● THE TASK
Print the records again, character for character.

● DATASET
....................
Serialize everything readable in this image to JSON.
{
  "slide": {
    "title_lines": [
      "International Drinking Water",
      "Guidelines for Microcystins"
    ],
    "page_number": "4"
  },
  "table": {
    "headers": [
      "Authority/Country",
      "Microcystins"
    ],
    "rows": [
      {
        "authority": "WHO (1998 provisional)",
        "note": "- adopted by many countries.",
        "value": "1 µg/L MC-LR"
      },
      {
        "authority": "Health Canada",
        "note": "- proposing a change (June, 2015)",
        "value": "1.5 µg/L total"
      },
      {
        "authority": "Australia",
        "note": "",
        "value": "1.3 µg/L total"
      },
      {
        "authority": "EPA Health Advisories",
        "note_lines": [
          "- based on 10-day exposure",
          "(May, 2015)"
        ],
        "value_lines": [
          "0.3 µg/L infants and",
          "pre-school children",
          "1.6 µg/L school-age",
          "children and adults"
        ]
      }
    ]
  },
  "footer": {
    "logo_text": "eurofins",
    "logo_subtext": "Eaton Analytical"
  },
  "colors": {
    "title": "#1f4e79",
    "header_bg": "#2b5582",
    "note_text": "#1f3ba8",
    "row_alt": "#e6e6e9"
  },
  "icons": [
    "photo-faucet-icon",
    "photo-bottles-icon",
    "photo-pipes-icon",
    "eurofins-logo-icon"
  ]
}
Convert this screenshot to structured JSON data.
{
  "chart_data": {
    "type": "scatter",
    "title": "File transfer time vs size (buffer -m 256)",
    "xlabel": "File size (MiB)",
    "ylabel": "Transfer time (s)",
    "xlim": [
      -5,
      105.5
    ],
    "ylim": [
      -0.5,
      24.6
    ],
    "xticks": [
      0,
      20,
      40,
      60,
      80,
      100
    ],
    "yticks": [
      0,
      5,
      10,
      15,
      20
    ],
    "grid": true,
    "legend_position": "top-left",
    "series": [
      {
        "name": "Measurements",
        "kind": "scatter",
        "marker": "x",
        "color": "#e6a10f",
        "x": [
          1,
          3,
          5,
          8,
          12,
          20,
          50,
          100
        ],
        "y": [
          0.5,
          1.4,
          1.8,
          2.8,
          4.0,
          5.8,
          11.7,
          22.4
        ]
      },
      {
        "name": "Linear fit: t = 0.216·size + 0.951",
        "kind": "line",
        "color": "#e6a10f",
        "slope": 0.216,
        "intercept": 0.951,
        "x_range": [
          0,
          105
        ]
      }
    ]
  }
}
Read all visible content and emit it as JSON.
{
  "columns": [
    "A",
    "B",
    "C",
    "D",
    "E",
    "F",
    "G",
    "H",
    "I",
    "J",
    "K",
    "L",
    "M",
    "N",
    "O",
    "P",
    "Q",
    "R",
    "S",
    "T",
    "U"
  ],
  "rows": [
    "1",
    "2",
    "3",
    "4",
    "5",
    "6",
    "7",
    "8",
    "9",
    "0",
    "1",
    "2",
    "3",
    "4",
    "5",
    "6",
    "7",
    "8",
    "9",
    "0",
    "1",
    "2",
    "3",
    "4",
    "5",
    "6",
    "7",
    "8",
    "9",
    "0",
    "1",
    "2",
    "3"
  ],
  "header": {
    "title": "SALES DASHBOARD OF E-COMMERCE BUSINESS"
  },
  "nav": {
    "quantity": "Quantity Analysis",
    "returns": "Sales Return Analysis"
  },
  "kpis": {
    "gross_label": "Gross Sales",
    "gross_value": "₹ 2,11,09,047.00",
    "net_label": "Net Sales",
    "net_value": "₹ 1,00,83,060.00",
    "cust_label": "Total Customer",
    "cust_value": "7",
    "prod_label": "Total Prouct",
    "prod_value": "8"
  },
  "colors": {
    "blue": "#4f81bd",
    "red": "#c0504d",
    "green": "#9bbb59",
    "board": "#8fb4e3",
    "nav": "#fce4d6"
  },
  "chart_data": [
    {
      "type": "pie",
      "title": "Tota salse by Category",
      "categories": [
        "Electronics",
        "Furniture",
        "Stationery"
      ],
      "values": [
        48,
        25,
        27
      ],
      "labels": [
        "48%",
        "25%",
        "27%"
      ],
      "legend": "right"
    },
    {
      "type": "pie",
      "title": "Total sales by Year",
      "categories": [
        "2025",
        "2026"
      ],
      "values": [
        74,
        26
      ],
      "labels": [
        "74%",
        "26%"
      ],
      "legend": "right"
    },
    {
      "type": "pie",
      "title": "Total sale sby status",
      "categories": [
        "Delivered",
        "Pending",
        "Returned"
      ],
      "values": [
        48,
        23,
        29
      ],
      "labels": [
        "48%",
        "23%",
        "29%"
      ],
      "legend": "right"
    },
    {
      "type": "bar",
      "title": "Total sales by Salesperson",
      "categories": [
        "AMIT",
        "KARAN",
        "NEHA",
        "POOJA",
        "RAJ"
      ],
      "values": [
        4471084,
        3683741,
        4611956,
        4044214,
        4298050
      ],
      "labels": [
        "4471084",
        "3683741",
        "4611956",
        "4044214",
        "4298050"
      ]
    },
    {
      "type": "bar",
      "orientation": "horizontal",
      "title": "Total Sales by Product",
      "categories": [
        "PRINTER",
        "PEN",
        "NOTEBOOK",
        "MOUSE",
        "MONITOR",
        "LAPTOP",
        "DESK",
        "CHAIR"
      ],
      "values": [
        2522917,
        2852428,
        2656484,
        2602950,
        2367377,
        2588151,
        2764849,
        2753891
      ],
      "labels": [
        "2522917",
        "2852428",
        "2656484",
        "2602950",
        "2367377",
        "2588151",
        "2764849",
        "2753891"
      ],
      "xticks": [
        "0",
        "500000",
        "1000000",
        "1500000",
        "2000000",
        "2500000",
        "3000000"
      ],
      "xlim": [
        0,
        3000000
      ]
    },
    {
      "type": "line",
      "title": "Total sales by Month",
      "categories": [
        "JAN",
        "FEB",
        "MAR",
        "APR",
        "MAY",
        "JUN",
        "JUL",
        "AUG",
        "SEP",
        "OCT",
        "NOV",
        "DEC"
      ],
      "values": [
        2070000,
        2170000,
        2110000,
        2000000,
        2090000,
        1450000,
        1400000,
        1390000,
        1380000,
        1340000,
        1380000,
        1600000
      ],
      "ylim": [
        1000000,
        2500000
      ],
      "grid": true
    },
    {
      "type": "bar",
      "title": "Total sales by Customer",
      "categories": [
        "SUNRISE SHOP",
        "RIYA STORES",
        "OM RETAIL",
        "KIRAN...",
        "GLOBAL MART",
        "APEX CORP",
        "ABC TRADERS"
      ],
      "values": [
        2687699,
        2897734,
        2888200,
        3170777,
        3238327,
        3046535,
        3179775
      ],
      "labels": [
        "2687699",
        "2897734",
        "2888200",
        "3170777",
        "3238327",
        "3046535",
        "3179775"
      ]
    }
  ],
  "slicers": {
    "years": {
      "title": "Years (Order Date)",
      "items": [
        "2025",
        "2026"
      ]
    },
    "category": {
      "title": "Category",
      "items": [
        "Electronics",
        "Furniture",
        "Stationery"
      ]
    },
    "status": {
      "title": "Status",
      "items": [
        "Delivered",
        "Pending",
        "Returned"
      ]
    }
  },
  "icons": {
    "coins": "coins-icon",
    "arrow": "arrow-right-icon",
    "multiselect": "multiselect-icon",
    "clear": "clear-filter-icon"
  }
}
....................
● ANSWER TO THE TASK
Serialize everything readable in this image to JSON.
{
  "slide": {
    "title_lines": [
      "International Drinking Water",
      "Guidelines for Microcystins"
    ],
    "page_number": "4"
  },
  "table": {
    "headers": [
      "Authority/Country",
      "Microcystins"
    ],
    "rows": [
      {
        "authority": "WHO (1998 provisional)",
        "note": "- adopted by many countries.",
        "value": "1 µg/L MC-LR"
      },
      {
        "authority": "Health Canada",
        "note": "- proposing a change (June, 2015)",
        "value": "1.5 µg/L total"
      },
      {
        "authority": "Australia",
        "note": "",
        "value": "1.3 µg/L total"
      },
      {
        "authority": "EPA Health Advisories",
        "note_lines": [
          "- based on 10-day exposure",
          "(May, 2015)"
        ],
        "value_lines": [
          "0.3 µg/L infants and",
          "pre-school children",
          "1.6 µg/L school-age",
          "children and adults"
        ]
      }
    ]
  },
  "footer": {
    "logo_text": "eurofins",
    "logo_subtext": "Eaton Analytical"
  },
  "colors": {
    "title": "#1f4e79",
    "header_bg": "#2b5582",
    "note_text": "#1f3ba8",
    "row_alt": "#e6e6e9"
  },
  "icons": [
    "photo-faucet-icon",
    "photo-bottles-icon",
    "photo-pipes-icon",
    "eurofins-logo-icon"
  ]
}
Convert this screenshot to structured JSON data.
{
  "chart_data": {
    "type": "scatter",
    "title": "File transfer time vs size (buffer -m 256)",
    "xlabel": "File size (MiB)",
    "ylabel": "Transfer time (s)",
    "xlim": [
      -5,
      105.5
    ],
    "ylim": [
      -0.5,
      24.6
    ],
    "xticks": [
      0,
      20,
      40,
      60,
      80,
      100
    ],
    "yticks": [
      0,
      5,
      10,
      15,
      20
    ],
    "grid": true,
    "legend_position": "top-left",
    "series": [
      {
        "name": "Measurements",
        "kind": "scatter",
        "marker": "x",
        "color": "#e6a10f",
        "x": [
          1,
          3,
          5,
          8,
          12,
          20,
          50,
          100
        ],
        "y": [
          0.5,
          1.4,
          1.8,
          2.8,
          4.0,
          5.8,
          11.7,
          22.4
        ]
      },
      {
        "name": "Linear fit: t = 0.216·size + 0.951",
        "kind": "line",
        "color": "#e6a10f",
        "slope": 0.216,
        "intercept": 0.951,
        "x_range": [
          0,
          105
        ]
      }
    ]
  }
}
Read all visible content and emit it as JSON.
{
  "columns": [
    "A",
    "B",
    "C",
    "D",
    "E",
    "F",
    "G",
    "H",
    "I",
    "J",
    "K",
    "L",
    "M",
    "N",
    "O",
    "P",
    "Q",
    "R",
    "S",
    "T",
    "U"
  ],
  "rows": [
    "1",
    "2",
    "3",
    "4",
    "5",
    "6",
    "7",
    "8",
    "9",
    "0",
    "1",
    "2",
    "3",
    "4",
    "5",
    "6",
    "7",
    "8",
    "9",
    "0",
    "1",
    "2",
    "3",
    "4",
    "5",
    "6",
    "7",
    "8",
    "9",
    "0",
    "1",
    "2",
    "3"
  ],
  "header": {
    "title": "SALES DASHBOARD OF E-COMMERCE BUSINESS"
  },
  "nav": {
    "quantity": "Quantity Analysis",
    "returns": "Sales Return Analysis"
  },
  "kpis": {
    "gross_label": "Gross Sales",
    "gross_value": "₹ 2,11,09,047.00",
    "net_label": "Net Sales",
    "net_value": "₹ 1,00,83,060.00",
    "cust_label": "Total Customer",
    "cust_value": "7",
    "prod_label": "Total Prouct",
    "prod_value": "8"
  },
  "colors": {
    "blue": "#4f81bd",
    "red": "#c0504d",
    "green": "#9bbb59",
    "board": "#8fb4e3",
    "nav": "#fce4d6"
  },
  "chart_data": [
    {
      "type": "pie",
      "title": "Tota salse by Category",
      "categories": [
        "Electronics",
        "Furniture",
        "Stationery"
      ],
      "values": [
        48,
        25,
        27
      ],
      "labels": [
        "48%",
        "25%",
        "27%"
      ],
      "legend": "right"
    },
    {
      "type": "pie",
      "title": "Total sales by Year",
      "categories": [
        "2025",
        "2026"
      ],
      "values": [
        74,
        26
      ],
      "labels": [
        "74%",
        "26%"
      ],
      "legend": "right"
    },
    {
      "type": "pie",
      "title": "Total sale sby status",
      "categories": [
        "Delivered",
        "Pending",
        "Returned"
      ],
      "values": [
        48,
        23,
        29
      ],
      "labels": [
        "48%",
        "23%",
        "29%"
      ],
      "legend": "right"
    },
    {
      "type": "bar",
      "title": "Total sales by Salesperson",
      "categories": [
        "AMIT",
        "KARAN",
        "NEHA",
        "POOJA",
        "RAJ"
      ],
      "values": [
        4471084,
        3683741,
        4611956,
        4044214,
        4298050
      ],
      "labels": [
        "4471084",
        "3683741",
        "4611956",
        "4044214",
        "4298050"
      ]
    },
    {
      "type": "bar",
      "orientation": "horizontal",
      "title": "Total Sales by Product",
      "categories": [
        "PRINTER",
        "PEN",
        "NOTEBOOK",
        "MOUSE",
        "MONITOR",
        "LAPTOP",
        "DESK",
        "CHAIR"
      ],
      "values": [
        2522917,
        2852428,
        2656484,
        2602950,
        2367377,
        2588151,
        2764849,
        2753891
      ],
      "labels": [
        "2522917",
        "2852428",
        "2656484",
        "2602950",
        "2367377",
        "2588151",
        "2764849",
        "2753891"
      ],
      "xticks": [
        "0",
        "500000",
        "1000000",
        "1500000",
        "2000000",
        "2500000",
        "3000000"
      ],
      "xlim": [
        0,
        3000000
      ]
    },
    {
      "type": "line",
      "title": "Total sales by Month",
      "categories": [
        "JAN",
        "FEB",
        "MAR",
        "APR",
        "MAY",
        "JUN",
        "JUL",
        "AUG",
        "SEP",
        "OCT",
        "NOV",
        "DEC"
      ],
      "values": [
        2070000,
        2170000,
        2110000,
        2000000,
        2090000,
        1450000,
        1400000,
        1390000,
        1380000,
        1340000,
        1380000,
        1600000
      ],
      "ylim": [
        1000000,
        2500000
      ],
      "grid": true
    },
    {
      "type": "bar",
      "title": "Total sales by Customer",
      "categories": [
        "SUNRISE SHOP",
        "RIYA STORES",
        "OM RETAIL",
        "KIRAN...",
        "GLOBAL MART",
        "APEX CORP",
        "ABC TRADERS"
      ],
      "values": [
        2687699,
        2897734,
        2888200,
        3170777,
        3238327,
        3046535,
        3179775
      ],
      "labels": [
        "2687699",
        "2897734",
        "2888200",
        "3170777",
        "3238327",
        "3046535",
        "3179775"
      ]
    }
  ],
  "slicers": {
    "years": {
      "title": "Years (Order Date)",
      "items": [
        "2025",
        "2026"
      ]
    },
    "category": {
      "title": "Category",
      "items": [
        "Electronics",
        "Furniture",
        "Stationery"
      ]
    },
    "status": {
      "title": "Status",
      "items": [
        "Delivered",
        "Pending",
        "Returned"
      ]
    }
  },
  "icons": {
    "coins": "coins-icon",
    "arrow": "arrow-right-icon",
    "multiselect": "multiselect-icon",
    "clear": "clear-filter-icon"
  }
}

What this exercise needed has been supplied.